WHAT IS NEEDED
Once the images are set aside, output the listing exactly as it stands.

THE INPUT
※
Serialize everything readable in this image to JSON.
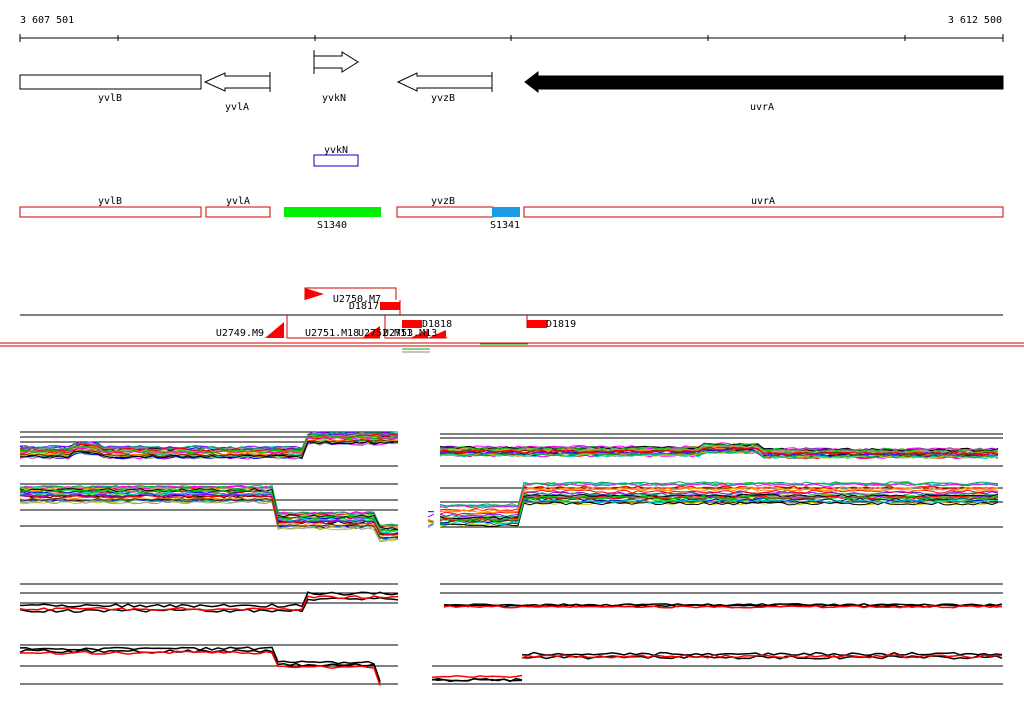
{
  "ruler": {
    "start_label": "3 607 501",
    "end_label": "3 612 500",
    "start": 3607501,
    "end": 3612500
  },
  "genes": [
    {
      "name": "yvlB",
      "strand": "none"
    },
    {
      "name": "yvlA",
      "strand": "-"
    },
    {
      "name": "yvkN",
      "strand": "+"
    },
    {
      "name": "yvzB",
      "strand": "-"
    },
    {
      "name": "uvrA",
      "strand": "-",
      "filled": true
    }
  ],
  "feature_track": {
    "label": "yvkN"
  },
  "operon_track": [
    {
      "name": "yvlB"
    },
    {
      "name": "yvlA"
    },
    {
      "name": "yvzB"
    },
    {
      "name": "uvrA"
    }
  ],
  "segments": [
    {
      "label": "S1340",
      "color": "#00ee00"
    },
    {
      "label": "S1341",
      "color": "#1e9be6"
    }
  ],
  "upshifts": [
    {
      "label": "U2749.M9"
    },
    {
      "label": "U2750.M7"
    },
    {
      "label": "U2751.M18"
    },
    {
      "label": "U2752.M11"
    },
    {
      "label": "U2753.M13"
    }
  ],
  "downshifts": [
    {
      "label": "D1817"
    },
    {
      "label": "D1818"
    },
    {
      "label": "D1819"
    }
  ],
  "colors": {
    "accent_red": "#ff0000",
    "gene_fill": "#000000",
    "feature_blue": "#0000cc"
  }
}
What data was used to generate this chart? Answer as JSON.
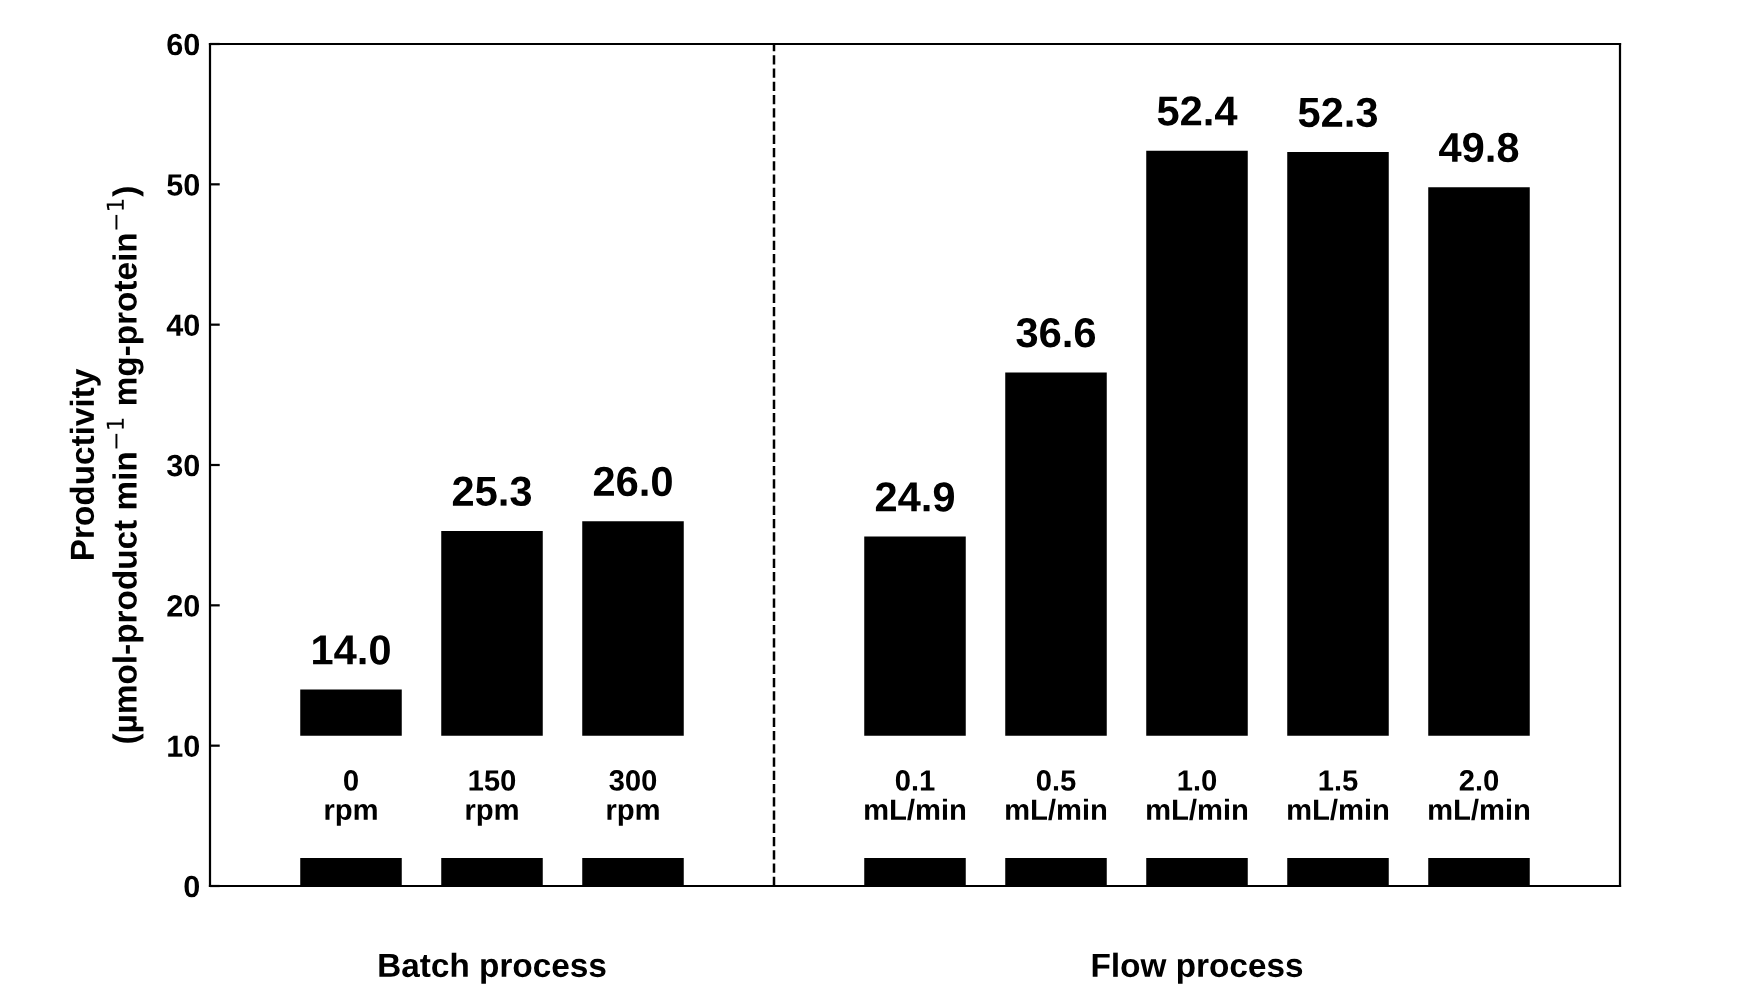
{
  "chart_data": {
    "type": "bar",
    "ylabel": "Productivity\n(µmol-product min$^{−1}$ mg-protein$^{−1}$)",
    "categories": [
      "0\nrpm",
      "150\nrpm",
      "300\nrpm",
      null,
      "0.1\nmL/min",
      "0.5\nmL/min",
      "1.0\nmL/min",
      "1.5\nmL/min",
      "2.0\nmL/min"
    ],
    "values": [
      14.0,
      25.3,
      26.0,
      null,
      24.9,
      36.6,
      52.4,
      52.3,
      49.8
    ],
    "value_labels": [
      "14.0",
      "25.3",
      "26.0",
      null,
      "24.9",
      "36.6",
      "52.4",
      "52.3",
      "49.8"
    ],
    "color": "#000000",
    "ylim": [
      0,
      60
    ],
    "yticks": [
      0,
      10,
      20,
      30,
      40,
      50,
      60
    ],
    "annotations": [
      "Batch process",
      "Flow process"
    ]
  }
}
※
SOLUTION FOR THIS TASK
Serialize everything readable in this image to JSON.
{
  "ruler": {
    "start_label": "3 607 501",
    "end_label": "3 612 500",
    "start": 3607501,
    "end": 3612500
  },
  "genes": [
    {
      "name": "yvlB",
      "strand": "none"
    },
    {
      "name": "yvlA",
      "strand": "-"
    },
    {
      "name": "yvkN",
      "strand": "+"
    },
    {
      "name": "yvzB",
      "strand": "-"
    },
    {
      "name": "uvrA",
      "strand": "-",
      "filled": true
    }
  ],
  "feature_track": {
    "label": "yvkN"
  },
  "operon_track": [
    {
      "name": "yvlB"
    },
    {
      "name": "yvlA"
    },
    {
      "name": "yvzB"
    },
    {
      "name": "uvrA"
    }
  ],
  "segments": [
    {
      "label": "S1340",
      "color": "#00ee00"
    },
    {
      "label": "S1341",
      "color": "#1e9be6"
    }
  ],
  "upshifts": [
    {
      "label": "U2749.M9"
    },
    {
      "label": "U2750.M7"
    },
    {
      "label": "U2751.M18"
    },
    {
      "label": "U2752.M11"
    },
    {
      "label": "U2753.M13"
    }
  ],
  "downshifts": [
    {
      "label": "D1817"
    },
    {
      "label": "D1818"
    },
    {
      "label": "D1819"
    }
  ],
  "colors": {
    "accent_red": "#ff0000",
    "gene_fill": "#000000",
    "feature_blue": "#0000cc"
  }
}
What data was used to generate this chart? Answer as JSON.
{
  "chart_data": {
    "type": "bar",
    "ylabel": "Productivity\n(µmol-product min$^{−1}$ mg-protein$^{−1}$)",
    "categories": [
      "0\nrpm",
      "150\nrpm",
      "300\nrpm",
      null,
      "0.1\nmL/min",
      "0.5\nmL/min",
      "1.0\nmL/min",
      "1.5\nmL/min",
      "2.0\nmL/min"
    ],
    "values": [
      14.0,
      25.3,
      26.0,
      null,
      24.9,
      36.6,
      52.4,
      52.3,
      49.8
    ],
    "value_labels": [
      "14.0",
      "25.3",
      "26.0",
      null,
      "24.9",
      "36.6",
      "52.4",
      "52.3",
      "49.8"
    ],
    "color": "#000000",
    "ylim": [
      0,
      60
    ],
    "yticks": [
      0,
      10,
      20,
      30,
      40,
      50,
      60
    ],
    "annotations": [
      "Batch process",
      "Flow process"
    ]
  }
}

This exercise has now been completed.